===== Supplied entries
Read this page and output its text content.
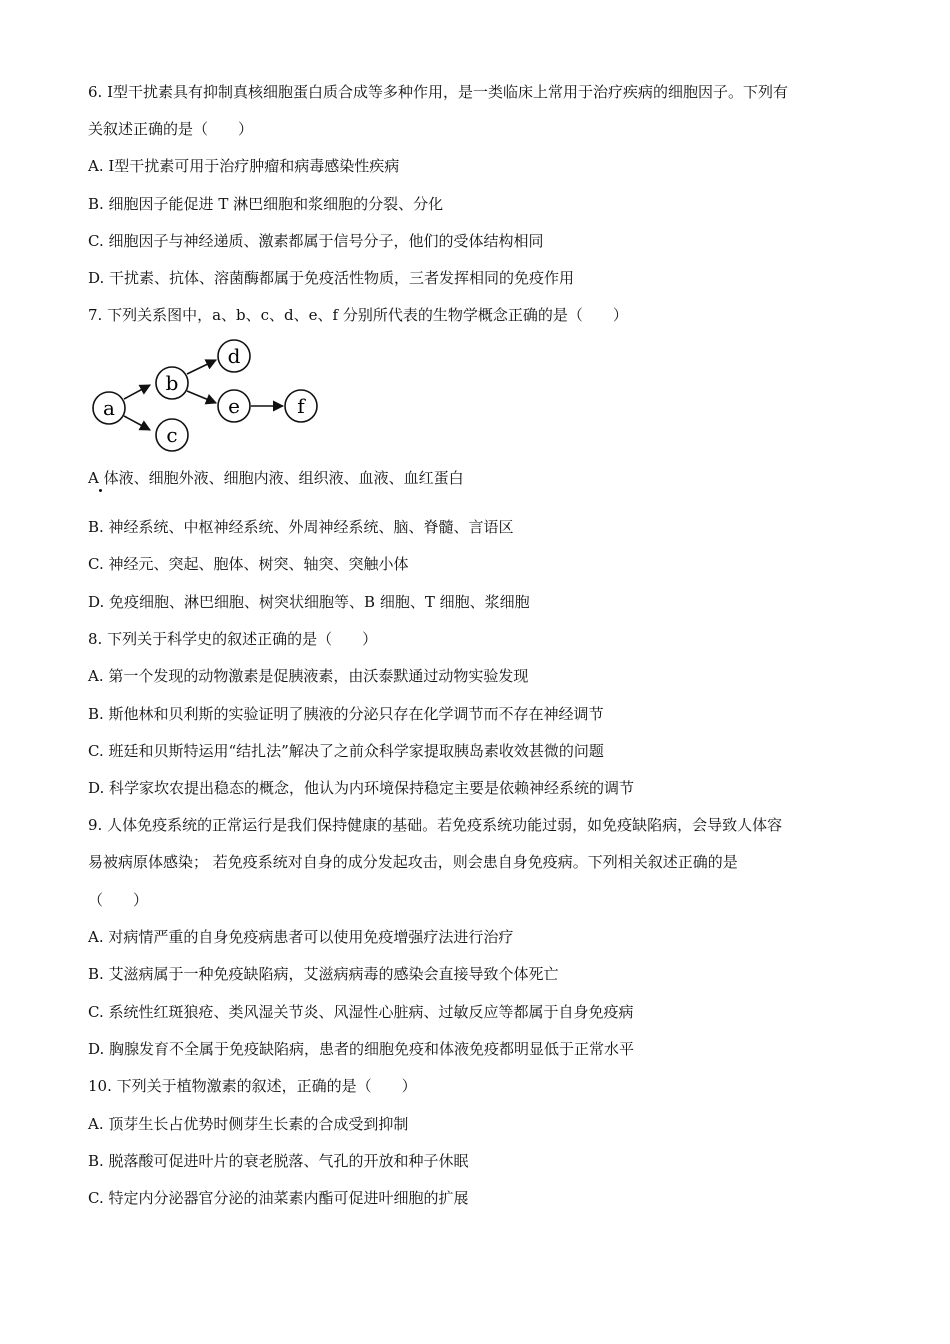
6. I型干扰素具有抑制真核细胞蛋白质合成等多种作用，是一类临床上常用于治疗疾病的细胞因子。下列有
关叙述正确的是（　　）
A. I型干扰素可用于治疗肿瘤和病毒感染性疾病
B. 细胞因子能促进 T 淋巴细胞和浆细胞的分裂、分化
C. 细胞因子与神经递质、激素都属于信号分子，他们的受体结构相同
D. 干扰素、抗体、溶菌酶都属于免疫活性物质，三者发挥相同的免疫作用
7. 下列关系图中，a、b、c、d、e、f 分别所代表的生物学概念正确的是（　　）
a
b
c
d
e	f
A 体液、细胞外液、细胞内液、组织液、血液、血红蛋白
B. 神经系统、中枢神经系统、外周神经系统、脑、脊髓、言语区
C. 神经元、突起、胞体、树突、轴突、突触小体
D. 免疫细胞、淋巴细胞、树突状细胞等、B 细胞、T 细胞、浆细胞
8. 下列关于科学史的叙述正确的是（　　）
A. 第一个发现的动物激素是促胰液素，由沃泰默通过动物实验发现
B. 斯他林和贝利斯的实验证明了胰液的分泌只存在化学调节而不存在神经调节
C. 班廷和贝斯特运用“结扎法”解决了之前众科学家提取胰岛素收效甚微的问题
D. 科学家坎农提出稳态的概念，他认为内环境保持稳定主要是依赖神经系统的调节
9. 人体免疫系统的正常运行是我们保持健康的基础。若免疫系统功能过弱，如免疫缺陷病，会导致人体容
易被病原体感染； 若免疫系统对自身的成分发起攻击，则会患自身免疫病。下列相关叙述正确的是
（　　）
A. 对病情严重的自身免疫病患者可以使用免疫增强疗法进行治疗
B. 艾滋病属于一种免疫缺陷病，艾滋病病毒的感染会直接导致个体死亡
C. 系统性红斑狼疮、类风湿关节炎、风湿性心脏病、过敏反应等都属于自身免疫病
D. 胸腺发育不全属于免疫缺陷病，患者的细胞免疫和体液免疫都明显低于正常水平
10. 下列关于植物激素的叙述，正确的是（　　）
A. 顶芽生长占优势时侧芽生长素的合成受到抑制
B. 脱落酸可促进叶片的衰老脱落、气孔的开放和种子休眠
C. 特定内分泌器官分泌的油菜素内酯可促进叶细胞的扩展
==========
## Task directions:
Every line above should be repeated exactly; pictures stay out of the copy.

## Response to the exercise:
Read this page and output its text content.
6. I型干扰素具有抑制真核细胞蛋白质合成等多种作用，是一类临床上常用于治疗疾病的细胞因子。下列有
关叙述正确的是（　　）
A. I型干扰素可用于治疗肿瘤和病毒感染性疾病
B. 细胞因子能促进 T 淋巴细胞和浆细胞的分裂、分化
C. 细胞因子与神经递质、激素都属于信号分子，他们的受体结构相同
D. 干扰素、抗体、溶菌酶都属于免疫活性物质，三者发挥相同的免疫作用
7. 下列关系图中，a、b、c、d、e、f 分别所代表的生物学概念正确的是（　　）
a
b
c
d
e	f
A 体液、细胞外液、细胞内液、组织液、血液、血红蛋白
B. 神经系统、中枢神经系统、外周神经系统、脑、脊髓、言语区
C. 神经元、突起、胞体、树突、轴突、突触小体
D. 免疫细胞、淋巴细胞、树突状细胞等、B 细胞、T 细胞、浆细胞
8. 下列关于科学史的叙述正确的是（　　）
A. 第一个发现的动物激素是促胰液素，由沃泰默通过动物实验发现
B. 斯他林和贝利斯的实验证明了胰液的分泌只存在化学调节而不存在神经调节
C. 班廷和贝斯特运用“结扎法”解决了之前众科学家提取胰岛素收效甚微的问题
D. 科学家坎农提出稳态的概念，他认为内环境保持稳定主要是依赖神经系统的调节
9. 人体免疫系统的正常运行是我们保持健康的基础。若免疫系统功能过弱，如免疫缺陷病，会导致人体容
易被病原体感染； 若免疫系统对自身的成分发起攻击，则会患自身免疫病。下列相关叙述正确的是
（　　）
A. 对病情严重的自身免疫病患者可以使用免疫增强疗法进行治疗
B. 艾滋病属于一种免疫缺陷病，艾滋病病毒的感染会直接导致个体死亡
C. 系统性红斑狼疮、类风湿关节炎、风湿性心脏病、过敏反应等都属于自身免疫病
D. 胸腺发育不全属于免疫缺陷病，患者的细胞免疫和体液免疫都明显低于正常水平
10. 下列关于植物激素的叙述，正确的是（　　）
A. 顶芽生长占优势时侧芽生长素的合成受到抑制
B. 脱落酸可促进叶片的衰老脱落、气孔的开放和种子休眠
C. 特定内分泌器官分泌的油菜素内酯可促进叶细胞的扩展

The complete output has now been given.